• CONSIGNES DE L'EXERCICE
**1)** Répondez aux questions suivantes sur le texte consacré au fédéralisme suisse.
(a) Quels cantons tiennent particulièrement à réexaminer le fédéralisme traditionnel ?
(b) Quel parti a proposé de créer de grands cantons sur la base de l'unité linguistique ?
(c) Sur quoi repose l'énergie vitale du fédéralisme suisse ?
**2)** Reproduisez le passage du texte sur le fédéralisme suisse qui commence par « Grundlagen der Staatsordnung » et se termine par « Vertretung im Nationalrat. ».
**3)** Poursuivez le texte sur le fédéralisme suisse à partir de sa dernière phrase.

• TEXTE FOURNI
● ● ● ● ●

Grundlagen der Staatsordnung
Föderativer Aufbau
Gründung einer « Stiftung für eidgenössische Zusammenarbeit », die das Zusammenwirken der Kantone fördern soll — Verschärfung der Auseinandersetzung im Jura nach dem Erscheinen eines Ergänzungsberichts der Juraexperten — Neue Initiative der Berner Regierung zur Lösung des Konflikts; das Rassemblement jurassien lehnt Teilnahme am angebotenen Gespräch ab — Schwächung der jurassischen Vertretung im Nationalrat.
Relations entre cantons et la Confédération
Ce sont les cantons romands qui ont particulièrement à coeur de réexaminer le
fédéralisme traditionnel et sa capacité de fonctionnement. S'ils s'efforcent, en raison de leur situation minoritaire, de renforcer les structures fédéralistes
[1], ils se rendent pourtant bien compte que celles-ci ne seront plus viables que si on les adapte aux besoins actuels. Le splendide isolement qui était auparavant de règle dans certains cantons, conduirait infailliblement à la perte dé la souveraineté cantonale et à la mort de l'idée fédéraliste. Il serait tout aussi illusoire de voir la solution des problèmes dans la création de grands cantons sur la base de l'unité linguistique, comme le proposa le Parti unitaire romand
[2]. L'énergie vitale du fédéralisme suisse repose en effet précisément sur le fait que les frontières linguistiques et confessionnelles ne coïncident pas avec celles des cantons
[3].

● ● ● ● ●

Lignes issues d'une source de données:
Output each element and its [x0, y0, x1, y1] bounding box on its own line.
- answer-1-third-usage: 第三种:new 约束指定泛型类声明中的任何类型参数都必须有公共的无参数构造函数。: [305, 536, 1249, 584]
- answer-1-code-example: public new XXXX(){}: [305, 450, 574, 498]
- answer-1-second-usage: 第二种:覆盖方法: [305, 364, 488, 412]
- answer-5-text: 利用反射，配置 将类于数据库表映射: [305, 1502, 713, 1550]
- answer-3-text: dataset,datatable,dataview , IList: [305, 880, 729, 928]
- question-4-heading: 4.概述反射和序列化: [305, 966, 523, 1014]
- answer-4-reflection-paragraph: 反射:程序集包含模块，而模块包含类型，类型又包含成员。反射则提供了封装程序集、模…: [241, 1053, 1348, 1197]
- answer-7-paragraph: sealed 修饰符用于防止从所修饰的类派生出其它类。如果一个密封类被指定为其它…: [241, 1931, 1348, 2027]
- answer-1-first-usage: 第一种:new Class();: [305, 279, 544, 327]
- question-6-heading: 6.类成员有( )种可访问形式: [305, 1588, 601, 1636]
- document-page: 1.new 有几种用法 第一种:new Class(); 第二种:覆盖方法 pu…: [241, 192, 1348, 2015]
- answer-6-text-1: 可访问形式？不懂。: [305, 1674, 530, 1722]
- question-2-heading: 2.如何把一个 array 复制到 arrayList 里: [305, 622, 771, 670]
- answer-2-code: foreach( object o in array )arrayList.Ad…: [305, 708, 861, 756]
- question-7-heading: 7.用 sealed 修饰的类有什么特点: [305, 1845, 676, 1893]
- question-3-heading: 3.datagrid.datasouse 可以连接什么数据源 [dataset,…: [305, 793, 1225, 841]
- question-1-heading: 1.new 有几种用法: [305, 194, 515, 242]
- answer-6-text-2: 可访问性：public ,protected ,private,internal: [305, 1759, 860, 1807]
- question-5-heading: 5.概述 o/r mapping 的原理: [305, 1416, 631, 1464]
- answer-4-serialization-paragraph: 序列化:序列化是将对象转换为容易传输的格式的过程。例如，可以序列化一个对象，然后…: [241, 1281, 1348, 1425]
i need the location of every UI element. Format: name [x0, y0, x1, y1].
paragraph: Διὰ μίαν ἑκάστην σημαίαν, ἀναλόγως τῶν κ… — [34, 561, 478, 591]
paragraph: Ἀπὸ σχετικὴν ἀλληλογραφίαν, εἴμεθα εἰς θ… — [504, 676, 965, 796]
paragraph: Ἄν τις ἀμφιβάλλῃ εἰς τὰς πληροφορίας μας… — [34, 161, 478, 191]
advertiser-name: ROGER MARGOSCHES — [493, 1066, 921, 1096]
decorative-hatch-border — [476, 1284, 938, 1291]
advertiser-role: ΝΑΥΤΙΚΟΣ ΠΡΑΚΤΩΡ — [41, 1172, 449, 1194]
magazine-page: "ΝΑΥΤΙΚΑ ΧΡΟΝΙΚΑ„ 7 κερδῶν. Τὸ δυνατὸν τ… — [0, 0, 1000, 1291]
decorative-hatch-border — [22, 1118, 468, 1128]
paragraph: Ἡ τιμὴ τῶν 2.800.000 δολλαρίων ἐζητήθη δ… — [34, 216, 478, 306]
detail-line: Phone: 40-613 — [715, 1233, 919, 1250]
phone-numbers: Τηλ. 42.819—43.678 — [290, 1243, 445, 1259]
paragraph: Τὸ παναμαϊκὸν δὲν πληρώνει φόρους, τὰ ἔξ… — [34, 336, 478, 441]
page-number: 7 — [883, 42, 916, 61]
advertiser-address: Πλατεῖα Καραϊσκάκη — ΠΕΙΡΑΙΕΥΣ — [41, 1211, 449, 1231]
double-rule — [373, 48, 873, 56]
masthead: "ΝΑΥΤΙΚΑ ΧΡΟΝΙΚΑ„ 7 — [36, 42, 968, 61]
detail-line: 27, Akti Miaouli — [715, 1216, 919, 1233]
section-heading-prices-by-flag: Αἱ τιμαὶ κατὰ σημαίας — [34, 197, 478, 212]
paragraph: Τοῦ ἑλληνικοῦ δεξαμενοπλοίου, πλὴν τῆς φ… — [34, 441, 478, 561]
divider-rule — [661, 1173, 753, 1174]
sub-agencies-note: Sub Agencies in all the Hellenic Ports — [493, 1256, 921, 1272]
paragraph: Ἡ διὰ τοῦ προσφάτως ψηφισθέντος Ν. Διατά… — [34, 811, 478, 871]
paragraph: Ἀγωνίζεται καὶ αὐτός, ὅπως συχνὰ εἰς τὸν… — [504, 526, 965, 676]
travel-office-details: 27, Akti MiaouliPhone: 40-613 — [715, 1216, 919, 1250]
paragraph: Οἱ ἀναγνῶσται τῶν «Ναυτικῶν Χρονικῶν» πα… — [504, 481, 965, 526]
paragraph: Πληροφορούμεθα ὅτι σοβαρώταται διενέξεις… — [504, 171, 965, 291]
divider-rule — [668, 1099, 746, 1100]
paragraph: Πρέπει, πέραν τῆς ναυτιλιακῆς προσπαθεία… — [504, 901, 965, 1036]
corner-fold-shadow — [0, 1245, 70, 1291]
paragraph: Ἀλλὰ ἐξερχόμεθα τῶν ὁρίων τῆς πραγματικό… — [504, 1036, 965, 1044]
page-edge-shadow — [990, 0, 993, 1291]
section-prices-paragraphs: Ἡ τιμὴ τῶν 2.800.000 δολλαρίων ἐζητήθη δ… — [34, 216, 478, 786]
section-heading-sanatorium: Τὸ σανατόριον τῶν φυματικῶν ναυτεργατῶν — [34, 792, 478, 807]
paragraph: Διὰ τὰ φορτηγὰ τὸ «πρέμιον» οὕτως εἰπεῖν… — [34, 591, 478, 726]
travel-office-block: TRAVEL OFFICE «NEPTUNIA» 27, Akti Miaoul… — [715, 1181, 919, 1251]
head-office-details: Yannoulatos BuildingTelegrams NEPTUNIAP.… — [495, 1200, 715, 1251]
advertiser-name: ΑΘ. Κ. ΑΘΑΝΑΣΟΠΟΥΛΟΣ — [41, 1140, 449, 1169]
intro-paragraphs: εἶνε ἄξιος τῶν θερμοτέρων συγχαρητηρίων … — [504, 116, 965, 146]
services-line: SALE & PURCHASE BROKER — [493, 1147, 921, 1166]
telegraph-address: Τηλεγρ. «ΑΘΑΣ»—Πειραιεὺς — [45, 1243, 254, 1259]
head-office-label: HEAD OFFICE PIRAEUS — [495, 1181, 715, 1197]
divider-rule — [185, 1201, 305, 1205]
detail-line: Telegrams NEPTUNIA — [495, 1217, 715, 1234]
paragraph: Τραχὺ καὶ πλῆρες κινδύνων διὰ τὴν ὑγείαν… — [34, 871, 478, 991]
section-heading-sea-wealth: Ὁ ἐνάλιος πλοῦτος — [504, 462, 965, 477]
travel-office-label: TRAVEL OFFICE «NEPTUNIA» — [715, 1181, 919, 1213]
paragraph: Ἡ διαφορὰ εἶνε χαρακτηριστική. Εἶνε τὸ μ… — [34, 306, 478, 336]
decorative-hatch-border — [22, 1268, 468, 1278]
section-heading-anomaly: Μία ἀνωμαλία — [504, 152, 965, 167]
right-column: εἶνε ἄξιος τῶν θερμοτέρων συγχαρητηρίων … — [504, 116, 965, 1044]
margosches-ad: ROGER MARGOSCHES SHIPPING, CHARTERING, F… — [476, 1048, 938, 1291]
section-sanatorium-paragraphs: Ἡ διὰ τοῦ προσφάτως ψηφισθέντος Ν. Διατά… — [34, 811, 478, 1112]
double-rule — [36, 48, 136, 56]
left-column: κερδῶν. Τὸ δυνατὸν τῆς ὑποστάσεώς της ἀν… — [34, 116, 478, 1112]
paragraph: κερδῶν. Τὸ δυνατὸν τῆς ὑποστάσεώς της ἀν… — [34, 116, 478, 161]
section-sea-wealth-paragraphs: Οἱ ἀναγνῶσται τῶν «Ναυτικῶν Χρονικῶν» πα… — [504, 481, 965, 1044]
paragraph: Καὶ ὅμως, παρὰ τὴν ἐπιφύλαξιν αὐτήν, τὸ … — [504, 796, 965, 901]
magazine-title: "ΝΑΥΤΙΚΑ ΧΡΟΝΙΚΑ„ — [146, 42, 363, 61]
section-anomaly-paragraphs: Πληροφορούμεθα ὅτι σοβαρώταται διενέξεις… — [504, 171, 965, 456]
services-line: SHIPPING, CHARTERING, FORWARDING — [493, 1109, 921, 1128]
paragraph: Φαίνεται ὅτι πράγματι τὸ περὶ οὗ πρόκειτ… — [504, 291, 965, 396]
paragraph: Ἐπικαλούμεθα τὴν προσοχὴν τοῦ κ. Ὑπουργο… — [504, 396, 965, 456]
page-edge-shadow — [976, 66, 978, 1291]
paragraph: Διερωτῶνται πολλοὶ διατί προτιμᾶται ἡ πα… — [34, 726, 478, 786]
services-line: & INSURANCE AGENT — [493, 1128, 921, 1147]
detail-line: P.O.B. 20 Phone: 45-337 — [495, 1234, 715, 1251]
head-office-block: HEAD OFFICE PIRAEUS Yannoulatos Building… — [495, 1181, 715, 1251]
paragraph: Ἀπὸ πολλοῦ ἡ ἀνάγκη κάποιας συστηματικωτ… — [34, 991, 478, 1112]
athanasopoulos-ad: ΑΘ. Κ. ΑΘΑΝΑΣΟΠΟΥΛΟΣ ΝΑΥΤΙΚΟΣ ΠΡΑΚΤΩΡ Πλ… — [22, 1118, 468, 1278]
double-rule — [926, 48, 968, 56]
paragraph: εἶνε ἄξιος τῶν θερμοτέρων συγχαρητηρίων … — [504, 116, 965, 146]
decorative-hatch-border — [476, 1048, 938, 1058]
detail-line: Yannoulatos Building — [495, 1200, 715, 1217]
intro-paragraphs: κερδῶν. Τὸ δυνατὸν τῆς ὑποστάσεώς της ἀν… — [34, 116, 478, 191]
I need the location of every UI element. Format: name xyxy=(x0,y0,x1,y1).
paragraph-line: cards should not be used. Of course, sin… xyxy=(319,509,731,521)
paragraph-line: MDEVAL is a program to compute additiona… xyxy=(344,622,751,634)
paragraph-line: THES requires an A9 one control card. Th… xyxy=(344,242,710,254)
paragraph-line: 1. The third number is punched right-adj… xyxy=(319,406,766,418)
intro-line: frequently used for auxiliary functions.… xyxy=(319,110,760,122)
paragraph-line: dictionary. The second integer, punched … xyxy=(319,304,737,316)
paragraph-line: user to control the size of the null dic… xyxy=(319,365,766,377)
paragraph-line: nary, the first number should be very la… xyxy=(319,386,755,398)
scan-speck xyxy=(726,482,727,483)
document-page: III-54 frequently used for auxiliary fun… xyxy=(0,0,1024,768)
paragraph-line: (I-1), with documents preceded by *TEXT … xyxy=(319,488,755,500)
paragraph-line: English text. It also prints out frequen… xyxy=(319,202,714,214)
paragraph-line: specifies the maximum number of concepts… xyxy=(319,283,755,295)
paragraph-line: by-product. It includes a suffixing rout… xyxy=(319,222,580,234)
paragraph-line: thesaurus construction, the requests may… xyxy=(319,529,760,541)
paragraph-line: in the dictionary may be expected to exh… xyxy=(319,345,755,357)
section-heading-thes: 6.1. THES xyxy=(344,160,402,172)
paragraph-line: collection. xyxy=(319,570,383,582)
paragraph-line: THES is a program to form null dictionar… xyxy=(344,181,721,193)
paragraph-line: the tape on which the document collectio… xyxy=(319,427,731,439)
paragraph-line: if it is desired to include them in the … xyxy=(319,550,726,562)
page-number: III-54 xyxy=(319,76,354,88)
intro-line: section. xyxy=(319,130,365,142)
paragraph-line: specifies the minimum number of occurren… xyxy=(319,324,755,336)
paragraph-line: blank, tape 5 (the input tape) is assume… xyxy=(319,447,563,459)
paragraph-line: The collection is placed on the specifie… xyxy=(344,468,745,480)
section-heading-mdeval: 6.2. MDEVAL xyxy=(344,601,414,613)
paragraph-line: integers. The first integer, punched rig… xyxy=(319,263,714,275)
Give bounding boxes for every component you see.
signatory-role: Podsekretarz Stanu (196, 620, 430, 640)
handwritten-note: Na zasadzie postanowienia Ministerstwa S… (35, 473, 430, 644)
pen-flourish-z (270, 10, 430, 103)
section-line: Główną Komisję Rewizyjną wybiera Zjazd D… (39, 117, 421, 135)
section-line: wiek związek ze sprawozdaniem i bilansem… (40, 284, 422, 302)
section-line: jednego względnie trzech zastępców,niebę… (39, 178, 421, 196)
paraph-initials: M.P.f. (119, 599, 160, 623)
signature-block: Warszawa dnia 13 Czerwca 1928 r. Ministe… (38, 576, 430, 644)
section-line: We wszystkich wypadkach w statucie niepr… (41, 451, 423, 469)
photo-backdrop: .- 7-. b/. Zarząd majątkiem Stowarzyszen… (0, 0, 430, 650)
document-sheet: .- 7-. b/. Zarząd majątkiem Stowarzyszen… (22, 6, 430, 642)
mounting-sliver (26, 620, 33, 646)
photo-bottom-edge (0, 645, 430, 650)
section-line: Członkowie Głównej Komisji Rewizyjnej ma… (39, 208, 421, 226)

● ● ● ● ●

• RÉPONSES
**1)**
(a) Les cantons romands.
(b) Le Parti unitaire romand.
(c) Elle repose sur le fait que les frontières linguistiques et confessionnelles ne coïncident pas avec celles des cantons.

**2)**
Grundlagen der Staatsordnung
Föderativer Aufbau
Gründung einer « Stiftung für eidgenössische Zusammenarbeit », die das Zusammenwirken der Kantone fördern soll — Verschärfung der Auseinandersetzung im Jura nach dem Erscheinen eines Ergänzungsberichts der Juraexperten — Neue Initiative der Berner Regierung zur Lösung des Konflikts; das Rassemblement jurassien lehnt Teilnahme am angebotenen Gespräch ab — Schwächung der jurassischen Vertretung im Nationalrat.

**3)**
Voilà qui éclaire la portée politique qui s'attache à un événement tel que la création, le 30 août, de la « Fondation pour la collaboration confédérale ». L'initiative en avait été prise par la NSH, et les cantons l'avaient approuvée. La Confédération alloua à la Fondation une subvention spéciale de 50 000 francs. L'objectif principal que la Fondation se reconnaît est d'établir la documentation scientifique et technique nécessaire au renforcement de la collaboration intercantonale. Elle se propose ainsi d'aplanir la voie, souvent invoquée, mais encore peu entrée dans les faits, de la coopération entre les cantons
[4]. Des plans conduisant à cette coopération existent déjà, à l'instigation de la NSH, en Suisse romande. Les cantons et les communes d'une certaine importance doivent porter leurs efforts à l'organisation régionale et se tenir les uns les autres au courant de ceux-ci. Ils doivent aussi accorder leur législation les uns aux autres et mettre en pratique leurs études sur la collaboration
[5].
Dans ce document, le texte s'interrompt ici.